SHORT EXERCISE:
Locate each line in the entries below that contains the string "area" and copy every such line in full. The match is case-sensitive.

MATERIAL SHOWN:
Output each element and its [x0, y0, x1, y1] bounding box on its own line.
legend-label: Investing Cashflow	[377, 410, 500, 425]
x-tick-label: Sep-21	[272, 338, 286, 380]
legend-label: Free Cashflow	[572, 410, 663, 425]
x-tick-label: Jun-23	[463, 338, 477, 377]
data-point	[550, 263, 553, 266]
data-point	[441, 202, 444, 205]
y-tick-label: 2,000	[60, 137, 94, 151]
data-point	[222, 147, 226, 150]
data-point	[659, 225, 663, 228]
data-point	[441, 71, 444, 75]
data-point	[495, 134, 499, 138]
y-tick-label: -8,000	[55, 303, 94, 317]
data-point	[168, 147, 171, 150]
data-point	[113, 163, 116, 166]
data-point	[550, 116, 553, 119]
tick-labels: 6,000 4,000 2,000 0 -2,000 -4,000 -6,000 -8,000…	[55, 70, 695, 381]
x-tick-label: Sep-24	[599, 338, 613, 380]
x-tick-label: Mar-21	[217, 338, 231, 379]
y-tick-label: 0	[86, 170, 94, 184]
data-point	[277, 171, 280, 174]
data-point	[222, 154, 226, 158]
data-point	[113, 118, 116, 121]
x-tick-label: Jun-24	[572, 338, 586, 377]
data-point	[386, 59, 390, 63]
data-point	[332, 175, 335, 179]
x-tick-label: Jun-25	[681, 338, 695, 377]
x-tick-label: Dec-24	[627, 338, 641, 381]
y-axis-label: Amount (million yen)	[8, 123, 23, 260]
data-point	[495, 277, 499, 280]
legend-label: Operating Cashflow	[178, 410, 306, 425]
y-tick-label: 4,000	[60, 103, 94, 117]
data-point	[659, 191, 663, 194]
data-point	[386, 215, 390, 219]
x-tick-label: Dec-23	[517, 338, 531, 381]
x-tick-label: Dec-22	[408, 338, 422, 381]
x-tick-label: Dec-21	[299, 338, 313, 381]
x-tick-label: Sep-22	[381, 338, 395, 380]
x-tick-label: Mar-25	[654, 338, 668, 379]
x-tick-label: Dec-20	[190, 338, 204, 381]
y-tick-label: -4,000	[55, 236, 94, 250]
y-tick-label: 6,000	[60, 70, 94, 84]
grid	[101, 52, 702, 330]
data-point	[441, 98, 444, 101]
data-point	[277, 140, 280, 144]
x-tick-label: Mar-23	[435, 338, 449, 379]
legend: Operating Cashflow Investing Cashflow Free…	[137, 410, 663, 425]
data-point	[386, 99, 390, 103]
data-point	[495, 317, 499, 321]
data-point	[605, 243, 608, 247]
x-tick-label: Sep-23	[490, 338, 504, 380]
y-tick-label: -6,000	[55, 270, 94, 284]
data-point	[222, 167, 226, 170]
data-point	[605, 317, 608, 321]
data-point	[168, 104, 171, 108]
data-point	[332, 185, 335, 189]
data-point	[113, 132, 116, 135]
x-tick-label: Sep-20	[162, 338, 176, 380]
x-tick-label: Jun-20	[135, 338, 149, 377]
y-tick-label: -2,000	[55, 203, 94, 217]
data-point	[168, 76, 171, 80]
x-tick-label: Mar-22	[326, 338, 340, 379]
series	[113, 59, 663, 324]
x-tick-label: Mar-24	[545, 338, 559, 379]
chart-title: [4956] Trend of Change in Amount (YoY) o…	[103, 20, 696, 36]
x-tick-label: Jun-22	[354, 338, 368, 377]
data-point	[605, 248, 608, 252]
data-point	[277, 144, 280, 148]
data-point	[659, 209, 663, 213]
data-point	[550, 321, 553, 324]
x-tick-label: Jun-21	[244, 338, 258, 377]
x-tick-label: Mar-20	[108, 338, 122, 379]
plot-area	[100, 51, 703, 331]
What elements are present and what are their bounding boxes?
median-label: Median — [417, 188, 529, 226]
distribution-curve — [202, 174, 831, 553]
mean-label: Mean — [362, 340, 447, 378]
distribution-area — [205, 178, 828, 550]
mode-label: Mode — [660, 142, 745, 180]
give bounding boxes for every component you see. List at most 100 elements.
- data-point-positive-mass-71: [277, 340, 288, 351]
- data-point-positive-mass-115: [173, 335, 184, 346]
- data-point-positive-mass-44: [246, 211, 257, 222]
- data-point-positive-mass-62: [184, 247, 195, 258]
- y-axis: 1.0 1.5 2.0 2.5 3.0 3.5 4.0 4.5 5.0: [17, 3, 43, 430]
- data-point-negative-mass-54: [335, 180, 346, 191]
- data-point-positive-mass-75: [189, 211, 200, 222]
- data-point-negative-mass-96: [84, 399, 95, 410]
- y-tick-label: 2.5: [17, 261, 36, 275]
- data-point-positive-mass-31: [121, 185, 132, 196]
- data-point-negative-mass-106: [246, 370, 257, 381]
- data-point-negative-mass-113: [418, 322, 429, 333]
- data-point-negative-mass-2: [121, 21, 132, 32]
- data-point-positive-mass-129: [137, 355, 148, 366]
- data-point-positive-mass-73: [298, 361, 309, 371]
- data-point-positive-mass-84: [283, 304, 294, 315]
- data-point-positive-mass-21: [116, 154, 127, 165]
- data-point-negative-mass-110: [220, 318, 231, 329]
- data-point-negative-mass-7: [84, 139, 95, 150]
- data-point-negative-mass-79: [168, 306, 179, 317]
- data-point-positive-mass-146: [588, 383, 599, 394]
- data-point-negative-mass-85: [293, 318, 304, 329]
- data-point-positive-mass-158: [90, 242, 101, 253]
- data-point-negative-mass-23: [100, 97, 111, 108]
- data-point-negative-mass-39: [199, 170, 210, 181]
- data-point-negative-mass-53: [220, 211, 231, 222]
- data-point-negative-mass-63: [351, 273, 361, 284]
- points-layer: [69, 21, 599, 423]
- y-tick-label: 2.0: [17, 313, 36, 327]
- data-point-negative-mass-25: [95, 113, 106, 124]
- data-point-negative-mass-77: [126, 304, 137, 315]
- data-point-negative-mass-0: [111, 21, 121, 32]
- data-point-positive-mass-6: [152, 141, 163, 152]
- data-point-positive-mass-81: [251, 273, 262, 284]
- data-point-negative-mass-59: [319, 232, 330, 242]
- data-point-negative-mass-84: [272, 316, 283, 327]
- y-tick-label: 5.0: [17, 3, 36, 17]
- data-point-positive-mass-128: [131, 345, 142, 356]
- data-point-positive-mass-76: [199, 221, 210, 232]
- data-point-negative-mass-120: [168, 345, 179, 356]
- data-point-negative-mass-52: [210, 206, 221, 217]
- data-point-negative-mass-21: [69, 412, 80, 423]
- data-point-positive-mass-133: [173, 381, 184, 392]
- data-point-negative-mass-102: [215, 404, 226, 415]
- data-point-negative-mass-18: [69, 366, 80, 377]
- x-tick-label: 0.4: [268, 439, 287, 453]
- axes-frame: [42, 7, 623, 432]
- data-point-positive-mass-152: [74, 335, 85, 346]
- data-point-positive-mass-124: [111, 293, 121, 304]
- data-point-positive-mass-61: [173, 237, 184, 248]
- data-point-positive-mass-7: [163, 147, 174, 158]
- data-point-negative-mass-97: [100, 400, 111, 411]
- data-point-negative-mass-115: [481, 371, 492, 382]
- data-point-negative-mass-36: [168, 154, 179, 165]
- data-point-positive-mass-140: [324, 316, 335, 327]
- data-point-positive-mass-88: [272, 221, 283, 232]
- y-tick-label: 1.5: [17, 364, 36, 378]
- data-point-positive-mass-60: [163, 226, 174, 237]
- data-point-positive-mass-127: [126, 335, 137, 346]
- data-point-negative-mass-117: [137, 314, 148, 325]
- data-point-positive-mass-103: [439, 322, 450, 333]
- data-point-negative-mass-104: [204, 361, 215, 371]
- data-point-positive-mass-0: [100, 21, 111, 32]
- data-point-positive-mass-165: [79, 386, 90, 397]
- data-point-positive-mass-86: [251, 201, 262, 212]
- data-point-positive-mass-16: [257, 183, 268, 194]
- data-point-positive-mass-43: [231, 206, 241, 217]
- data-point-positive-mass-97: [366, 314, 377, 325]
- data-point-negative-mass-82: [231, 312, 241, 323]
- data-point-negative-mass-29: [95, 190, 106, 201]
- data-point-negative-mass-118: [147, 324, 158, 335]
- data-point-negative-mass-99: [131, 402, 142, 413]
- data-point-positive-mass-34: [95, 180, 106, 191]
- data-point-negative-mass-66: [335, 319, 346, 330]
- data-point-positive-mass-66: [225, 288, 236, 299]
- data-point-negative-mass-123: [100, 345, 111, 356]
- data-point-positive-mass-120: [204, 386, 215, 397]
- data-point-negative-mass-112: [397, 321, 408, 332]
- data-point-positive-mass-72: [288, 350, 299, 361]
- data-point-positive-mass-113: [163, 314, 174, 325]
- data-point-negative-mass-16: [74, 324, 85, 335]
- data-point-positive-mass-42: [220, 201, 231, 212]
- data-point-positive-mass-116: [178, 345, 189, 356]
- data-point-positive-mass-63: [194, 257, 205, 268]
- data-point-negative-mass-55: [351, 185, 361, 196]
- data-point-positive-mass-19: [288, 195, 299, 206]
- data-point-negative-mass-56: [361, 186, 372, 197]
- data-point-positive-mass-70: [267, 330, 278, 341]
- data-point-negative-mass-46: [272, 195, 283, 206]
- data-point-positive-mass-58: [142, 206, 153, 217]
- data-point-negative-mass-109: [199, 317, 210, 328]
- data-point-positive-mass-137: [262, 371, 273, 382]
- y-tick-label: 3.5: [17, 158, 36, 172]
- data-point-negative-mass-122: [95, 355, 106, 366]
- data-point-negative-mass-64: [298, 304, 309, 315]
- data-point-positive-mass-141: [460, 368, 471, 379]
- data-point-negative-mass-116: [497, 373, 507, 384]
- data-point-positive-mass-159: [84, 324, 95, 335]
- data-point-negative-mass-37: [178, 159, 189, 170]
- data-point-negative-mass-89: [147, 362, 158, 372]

FULL RESPONSE:
plot-area	[100, 51, 703, 331]
distribution-area — [205, 178, 828, 550]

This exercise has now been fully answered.